= Work to be completed =
Locate each line holding the string "Fashion" and copy it.

= Data for this task =
■ ■ ■ ■

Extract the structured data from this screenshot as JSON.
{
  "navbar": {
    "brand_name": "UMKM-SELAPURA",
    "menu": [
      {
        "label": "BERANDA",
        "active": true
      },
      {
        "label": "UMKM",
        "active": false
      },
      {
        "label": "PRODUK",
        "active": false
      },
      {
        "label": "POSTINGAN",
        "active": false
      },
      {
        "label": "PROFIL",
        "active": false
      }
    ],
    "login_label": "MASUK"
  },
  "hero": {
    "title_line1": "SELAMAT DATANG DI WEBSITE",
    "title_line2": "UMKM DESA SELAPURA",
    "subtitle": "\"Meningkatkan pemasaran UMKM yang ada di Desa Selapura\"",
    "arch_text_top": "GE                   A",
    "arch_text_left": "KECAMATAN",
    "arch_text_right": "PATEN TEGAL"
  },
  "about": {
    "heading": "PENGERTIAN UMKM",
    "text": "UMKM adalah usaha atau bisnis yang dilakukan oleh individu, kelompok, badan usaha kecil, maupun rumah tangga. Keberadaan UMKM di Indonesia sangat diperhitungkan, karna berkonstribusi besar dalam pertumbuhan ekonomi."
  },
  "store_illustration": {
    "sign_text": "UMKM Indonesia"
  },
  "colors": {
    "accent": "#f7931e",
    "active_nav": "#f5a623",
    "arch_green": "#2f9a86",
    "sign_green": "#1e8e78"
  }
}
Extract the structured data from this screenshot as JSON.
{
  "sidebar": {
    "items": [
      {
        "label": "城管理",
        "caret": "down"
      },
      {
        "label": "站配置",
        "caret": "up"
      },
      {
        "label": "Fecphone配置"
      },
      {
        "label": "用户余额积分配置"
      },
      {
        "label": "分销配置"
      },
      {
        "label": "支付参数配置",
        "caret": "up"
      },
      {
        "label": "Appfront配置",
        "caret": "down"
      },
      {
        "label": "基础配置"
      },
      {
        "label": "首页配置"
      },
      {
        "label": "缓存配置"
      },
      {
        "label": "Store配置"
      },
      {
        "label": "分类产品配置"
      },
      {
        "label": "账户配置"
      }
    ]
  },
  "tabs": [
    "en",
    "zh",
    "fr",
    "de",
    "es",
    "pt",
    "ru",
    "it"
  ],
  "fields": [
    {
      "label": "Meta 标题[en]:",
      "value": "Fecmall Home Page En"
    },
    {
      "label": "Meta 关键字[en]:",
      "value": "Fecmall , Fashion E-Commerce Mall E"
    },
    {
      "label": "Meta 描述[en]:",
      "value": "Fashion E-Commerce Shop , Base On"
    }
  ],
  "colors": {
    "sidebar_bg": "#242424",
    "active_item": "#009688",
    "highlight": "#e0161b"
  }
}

■ ■ ■ ■

= Final result =
      "value": "Fecmall , Fashion E-Commerce Mall E"
      "value": "Fashion E-Commerce Shop , Base On"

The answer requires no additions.